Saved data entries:
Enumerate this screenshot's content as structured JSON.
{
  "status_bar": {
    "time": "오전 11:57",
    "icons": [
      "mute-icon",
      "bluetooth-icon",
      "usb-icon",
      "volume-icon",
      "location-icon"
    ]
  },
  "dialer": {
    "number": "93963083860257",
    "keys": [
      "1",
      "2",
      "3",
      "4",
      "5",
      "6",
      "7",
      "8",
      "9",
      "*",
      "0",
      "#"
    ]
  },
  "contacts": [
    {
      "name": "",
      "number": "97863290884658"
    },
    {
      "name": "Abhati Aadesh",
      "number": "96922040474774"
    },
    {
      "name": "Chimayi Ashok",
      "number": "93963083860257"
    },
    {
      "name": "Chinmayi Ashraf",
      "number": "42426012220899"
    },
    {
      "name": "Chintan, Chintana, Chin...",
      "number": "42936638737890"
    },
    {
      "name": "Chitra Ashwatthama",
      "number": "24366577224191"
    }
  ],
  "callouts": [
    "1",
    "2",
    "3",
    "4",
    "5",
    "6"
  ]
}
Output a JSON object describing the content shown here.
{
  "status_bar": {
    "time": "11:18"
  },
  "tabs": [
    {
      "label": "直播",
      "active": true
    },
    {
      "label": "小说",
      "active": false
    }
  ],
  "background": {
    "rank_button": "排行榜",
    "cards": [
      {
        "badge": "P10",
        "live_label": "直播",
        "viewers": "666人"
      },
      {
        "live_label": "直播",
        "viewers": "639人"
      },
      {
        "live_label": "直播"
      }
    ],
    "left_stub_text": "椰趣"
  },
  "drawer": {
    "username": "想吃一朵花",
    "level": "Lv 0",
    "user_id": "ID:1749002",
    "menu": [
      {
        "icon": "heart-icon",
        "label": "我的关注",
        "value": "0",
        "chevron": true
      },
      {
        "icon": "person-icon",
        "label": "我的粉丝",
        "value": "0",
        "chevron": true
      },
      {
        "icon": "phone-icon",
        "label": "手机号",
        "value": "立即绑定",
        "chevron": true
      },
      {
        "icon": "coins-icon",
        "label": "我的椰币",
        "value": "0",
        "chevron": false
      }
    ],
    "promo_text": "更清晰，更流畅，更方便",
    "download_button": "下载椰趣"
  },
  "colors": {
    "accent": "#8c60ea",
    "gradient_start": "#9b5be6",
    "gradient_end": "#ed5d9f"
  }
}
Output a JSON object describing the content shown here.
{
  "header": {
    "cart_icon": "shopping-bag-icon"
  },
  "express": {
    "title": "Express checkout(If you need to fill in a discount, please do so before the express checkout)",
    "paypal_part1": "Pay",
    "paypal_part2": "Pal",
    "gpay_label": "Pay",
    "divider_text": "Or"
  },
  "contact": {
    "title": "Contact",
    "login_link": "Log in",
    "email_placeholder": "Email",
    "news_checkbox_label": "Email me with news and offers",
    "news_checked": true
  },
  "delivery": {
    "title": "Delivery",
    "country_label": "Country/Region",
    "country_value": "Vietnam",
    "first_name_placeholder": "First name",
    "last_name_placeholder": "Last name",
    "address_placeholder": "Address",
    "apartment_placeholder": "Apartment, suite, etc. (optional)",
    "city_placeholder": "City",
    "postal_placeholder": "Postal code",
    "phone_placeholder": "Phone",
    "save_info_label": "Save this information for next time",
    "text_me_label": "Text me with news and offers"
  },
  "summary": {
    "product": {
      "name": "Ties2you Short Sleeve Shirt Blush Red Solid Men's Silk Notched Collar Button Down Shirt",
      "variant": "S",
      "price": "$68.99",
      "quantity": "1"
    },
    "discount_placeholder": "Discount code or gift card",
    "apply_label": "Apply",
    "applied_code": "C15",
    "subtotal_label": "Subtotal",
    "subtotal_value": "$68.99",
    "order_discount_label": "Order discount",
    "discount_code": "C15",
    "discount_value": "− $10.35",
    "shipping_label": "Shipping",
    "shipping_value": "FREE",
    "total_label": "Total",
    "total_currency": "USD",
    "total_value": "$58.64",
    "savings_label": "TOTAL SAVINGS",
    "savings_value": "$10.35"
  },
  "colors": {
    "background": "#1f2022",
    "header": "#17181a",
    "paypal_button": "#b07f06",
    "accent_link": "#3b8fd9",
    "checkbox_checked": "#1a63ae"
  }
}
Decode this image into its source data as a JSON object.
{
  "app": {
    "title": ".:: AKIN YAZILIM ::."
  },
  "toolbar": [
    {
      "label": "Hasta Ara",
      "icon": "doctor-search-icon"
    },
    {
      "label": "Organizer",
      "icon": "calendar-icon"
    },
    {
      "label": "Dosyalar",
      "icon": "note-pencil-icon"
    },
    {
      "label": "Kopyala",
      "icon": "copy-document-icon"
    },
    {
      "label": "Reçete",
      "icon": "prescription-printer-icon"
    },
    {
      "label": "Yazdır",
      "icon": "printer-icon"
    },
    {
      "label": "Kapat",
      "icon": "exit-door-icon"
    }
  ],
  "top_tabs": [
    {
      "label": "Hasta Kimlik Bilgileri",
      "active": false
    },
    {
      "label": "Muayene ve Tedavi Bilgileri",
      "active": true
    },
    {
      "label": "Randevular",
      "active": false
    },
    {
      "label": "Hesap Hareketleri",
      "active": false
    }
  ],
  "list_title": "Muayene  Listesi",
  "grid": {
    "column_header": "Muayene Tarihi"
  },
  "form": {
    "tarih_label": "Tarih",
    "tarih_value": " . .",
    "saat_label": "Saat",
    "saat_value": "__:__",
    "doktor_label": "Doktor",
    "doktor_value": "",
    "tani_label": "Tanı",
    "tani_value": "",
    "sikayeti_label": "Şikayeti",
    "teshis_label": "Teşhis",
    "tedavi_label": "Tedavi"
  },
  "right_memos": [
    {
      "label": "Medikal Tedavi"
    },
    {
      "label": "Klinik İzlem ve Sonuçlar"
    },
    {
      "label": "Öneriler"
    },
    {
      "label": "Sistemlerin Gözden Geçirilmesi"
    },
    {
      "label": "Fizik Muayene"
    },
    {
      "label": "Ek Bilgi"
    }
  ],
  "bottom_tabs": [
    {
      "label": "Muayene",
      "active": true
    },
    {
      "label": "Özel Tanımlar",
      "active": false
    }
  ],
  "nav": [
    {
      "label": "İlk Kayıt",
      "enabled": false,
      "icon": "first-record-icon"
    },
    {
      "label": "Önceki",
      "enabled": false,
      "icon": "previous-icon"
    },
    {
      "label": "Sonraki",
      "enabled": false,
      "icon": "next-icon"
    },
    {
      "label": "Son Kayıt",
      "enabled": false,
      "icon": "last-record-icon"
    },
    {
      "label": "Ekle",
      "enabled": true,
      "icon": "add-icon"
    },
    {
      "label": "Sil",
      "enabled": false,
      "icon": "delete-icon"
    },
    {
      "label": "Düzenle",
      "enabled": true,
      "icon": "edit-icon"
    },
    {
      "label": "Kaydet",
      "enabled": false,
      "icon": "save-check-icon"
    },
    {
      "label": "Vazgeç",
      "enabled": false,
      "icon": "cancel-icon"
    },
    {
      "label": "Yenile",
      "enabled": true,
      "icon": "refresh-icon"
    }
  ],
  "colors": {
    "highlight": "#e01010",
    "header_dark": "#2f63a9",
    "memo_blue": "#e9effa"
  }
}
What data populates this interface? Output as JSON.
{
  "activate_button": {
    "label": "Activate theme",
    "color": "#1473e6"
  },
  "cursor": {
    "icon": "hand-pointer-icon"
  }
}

■ **Instruction**
Only the lines from the one containing "What data populates" to the end of the data should be printed, exactly as they stand.

■ **Written answer**
What data populates this interface? Output as JSON.
{
  "activate_button": {
    "label": "Activate theme",
    "color": "#1473e6"
  },
  "cursor": {
    "icon": "hand-pointer-icon"
  }
}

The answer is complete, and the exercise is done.